* Data in this exercise:
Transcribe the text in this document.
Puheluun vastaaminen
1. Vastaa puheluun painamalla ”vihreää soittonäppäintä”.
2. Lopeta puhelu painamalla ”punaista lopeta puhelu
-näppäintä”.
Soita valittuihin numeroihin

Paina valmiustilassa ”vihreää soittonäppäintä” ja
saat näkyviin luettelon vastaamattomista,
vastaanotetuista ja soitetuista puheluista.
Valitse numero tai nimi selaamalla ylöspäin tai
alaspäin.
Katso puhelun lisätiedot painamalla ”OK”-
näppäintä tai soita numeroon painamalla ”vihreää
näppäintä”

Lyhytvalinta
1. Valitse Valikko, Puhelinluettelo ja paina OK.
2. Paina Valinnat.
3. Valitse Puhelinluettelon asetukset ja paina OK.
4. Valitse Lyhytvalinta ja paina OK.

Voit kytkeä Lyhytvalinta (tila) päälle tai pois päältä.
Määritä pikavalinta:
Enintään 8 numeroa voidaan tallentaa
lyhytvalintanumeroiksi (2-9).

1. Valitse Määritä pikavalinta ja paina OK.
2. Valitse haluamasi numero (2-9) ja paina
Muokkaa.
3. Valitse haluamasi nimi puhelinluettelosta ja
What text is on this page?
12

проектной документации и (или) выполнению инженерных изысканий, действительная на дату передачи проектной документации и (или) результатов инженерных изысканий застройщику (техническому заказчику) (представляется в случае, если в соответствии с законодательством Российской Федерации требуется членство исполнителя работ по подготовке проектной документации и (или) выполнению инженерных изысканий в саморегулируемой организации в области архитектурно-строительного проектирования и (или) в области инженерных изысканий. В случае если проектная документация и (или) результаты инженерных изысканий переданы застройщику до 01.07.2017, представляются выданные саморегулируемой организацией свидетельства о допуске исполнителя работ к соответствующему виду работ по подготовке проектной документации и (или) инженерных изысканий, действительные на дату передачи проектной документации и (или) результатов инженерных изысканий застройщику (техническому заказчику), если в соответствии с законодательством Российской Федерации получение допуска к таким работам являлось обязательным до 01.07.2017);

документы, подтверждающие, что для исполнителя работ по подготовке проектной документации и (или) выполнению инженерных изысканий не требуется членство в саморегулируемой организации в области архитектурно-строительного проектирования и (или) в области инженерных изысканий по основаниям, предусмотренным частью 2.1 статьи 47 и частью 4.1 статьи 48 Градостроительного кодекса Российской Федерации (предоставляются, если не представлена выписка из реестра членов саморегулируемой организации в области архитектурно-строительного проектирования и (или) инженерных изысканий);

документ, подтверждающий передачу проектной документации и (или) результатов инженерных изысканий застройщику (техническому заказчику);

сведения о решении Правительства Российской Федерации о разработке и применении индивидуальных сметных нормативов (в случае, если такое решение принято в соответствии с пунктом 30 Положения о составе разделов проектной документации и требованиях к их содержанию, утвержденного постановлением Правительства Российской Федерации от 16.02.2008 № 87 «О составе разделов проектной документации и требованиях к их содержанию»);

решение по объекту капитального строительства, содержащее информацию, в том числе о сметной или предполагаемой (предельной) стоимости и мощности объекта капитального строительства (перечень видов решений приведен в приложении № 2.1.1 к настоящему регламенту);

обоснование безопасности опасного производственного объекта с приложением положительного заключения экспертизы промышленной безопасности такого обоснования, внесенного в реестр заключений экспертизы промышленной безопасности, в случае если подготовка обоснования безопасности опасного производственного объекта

* Given problem: Collect every line above that contains the word "nimi".

* Output for this task:
Valitse numero tai nimi selaamalla ylöspäin tai
3. Valitse haluamasi nimi puhelinluettelosta ja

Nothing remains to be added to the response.